*EXERCISE PROMPT*:
Copy every line with the string "货款共计" in it.

** start of RECORDS TO PROCESS **

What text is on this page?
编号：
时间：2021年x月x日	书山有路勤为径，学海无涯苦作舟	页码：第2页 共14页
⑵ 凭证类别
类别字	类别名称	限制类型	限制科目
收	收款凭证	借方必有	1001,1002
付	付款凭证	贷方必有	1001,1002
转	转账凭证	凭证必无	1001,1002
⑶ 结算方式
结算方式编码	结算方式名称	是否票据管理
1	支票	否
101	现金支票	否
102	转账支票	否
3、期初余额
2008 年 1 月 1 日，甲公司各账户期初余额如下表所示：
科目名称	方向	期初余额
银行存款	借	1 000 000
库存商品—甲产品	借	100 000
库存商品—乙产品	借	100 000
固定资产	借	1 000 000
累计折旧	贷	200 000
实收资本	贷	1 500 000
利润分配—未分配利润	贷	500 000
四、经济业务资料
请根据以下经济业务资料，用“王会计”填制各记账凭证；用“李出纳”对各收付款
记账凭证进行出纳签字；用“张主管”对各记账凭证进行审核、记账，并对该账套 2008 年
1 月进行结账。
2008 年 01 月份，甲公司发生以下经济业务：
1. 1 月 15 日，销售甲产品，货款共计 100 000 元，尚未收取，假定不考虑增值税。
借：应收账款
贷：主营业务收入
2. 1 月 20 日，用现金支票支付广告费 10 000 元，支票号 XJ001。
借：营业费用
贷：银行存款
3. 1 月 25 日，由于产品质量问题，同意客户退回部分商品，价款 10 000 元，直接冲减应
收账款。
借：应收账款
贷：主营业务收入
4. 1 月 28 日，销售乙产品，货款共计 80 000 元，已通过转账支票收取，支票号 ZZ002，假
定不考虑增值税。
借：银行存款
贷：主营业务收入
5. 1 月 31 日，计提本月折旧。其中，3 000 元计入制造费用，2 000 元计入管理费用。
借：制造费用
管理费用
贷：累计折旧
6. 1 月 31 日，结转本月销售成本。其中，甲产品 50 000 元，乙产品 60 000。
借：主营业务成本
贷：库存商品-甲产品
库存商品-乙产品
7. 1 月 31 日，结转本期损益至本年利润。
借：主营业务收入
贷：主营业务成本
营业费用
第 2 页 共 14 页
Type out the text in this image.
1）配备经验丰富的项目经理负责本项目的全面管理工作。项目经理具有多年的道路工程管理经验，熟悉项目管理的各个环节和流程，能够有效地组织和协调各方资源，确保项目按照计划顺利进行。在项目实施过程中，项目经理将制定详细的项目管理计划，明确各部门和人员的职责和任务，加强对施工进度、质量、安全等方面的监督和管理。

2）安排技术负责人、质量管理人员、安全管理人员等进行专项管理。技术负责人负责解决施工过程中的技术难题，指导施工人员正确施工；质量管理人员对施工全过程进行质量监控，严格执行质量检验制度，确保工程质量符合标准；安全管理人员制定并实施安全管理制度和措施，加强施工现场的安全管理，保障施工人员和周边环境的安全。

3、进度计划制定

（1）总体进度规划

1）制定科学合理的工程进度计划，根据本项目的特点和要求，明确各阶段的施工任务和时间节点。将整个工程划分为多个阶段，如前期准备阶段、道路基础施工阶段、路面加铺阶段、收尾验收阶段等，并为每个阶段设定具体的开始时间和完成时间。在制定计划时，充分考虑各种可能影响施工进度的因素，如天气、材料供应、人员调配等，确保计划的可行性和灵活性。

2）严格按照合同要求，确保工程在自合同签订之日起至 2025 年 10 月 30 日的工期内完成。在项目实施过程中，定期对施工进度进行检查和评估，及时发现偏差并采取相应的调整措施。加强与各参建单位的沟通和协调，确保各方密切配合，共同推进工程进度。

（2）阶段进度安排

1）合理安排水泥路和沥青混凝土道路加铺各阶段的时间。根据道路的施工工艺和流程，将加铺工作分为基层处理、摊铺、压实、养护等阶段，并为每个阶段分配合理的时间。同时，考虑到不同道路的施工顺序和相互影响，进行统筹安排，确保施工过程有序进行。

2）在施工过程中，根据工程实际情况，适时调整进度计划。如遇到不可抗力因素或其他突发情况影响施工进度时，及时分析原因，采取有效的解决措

** end of RECORDS TO PROCESS **

*RIGHT ANSWER*:
1. 1 月 15 日，销售甲产品，货款共计 100 000 元，尚未收取，假定不考虑增值税。
4. 1 月 28 日，销售乙产品，货款共计 80 000 元，已通过转账支票收取，支票号 ZZ002，假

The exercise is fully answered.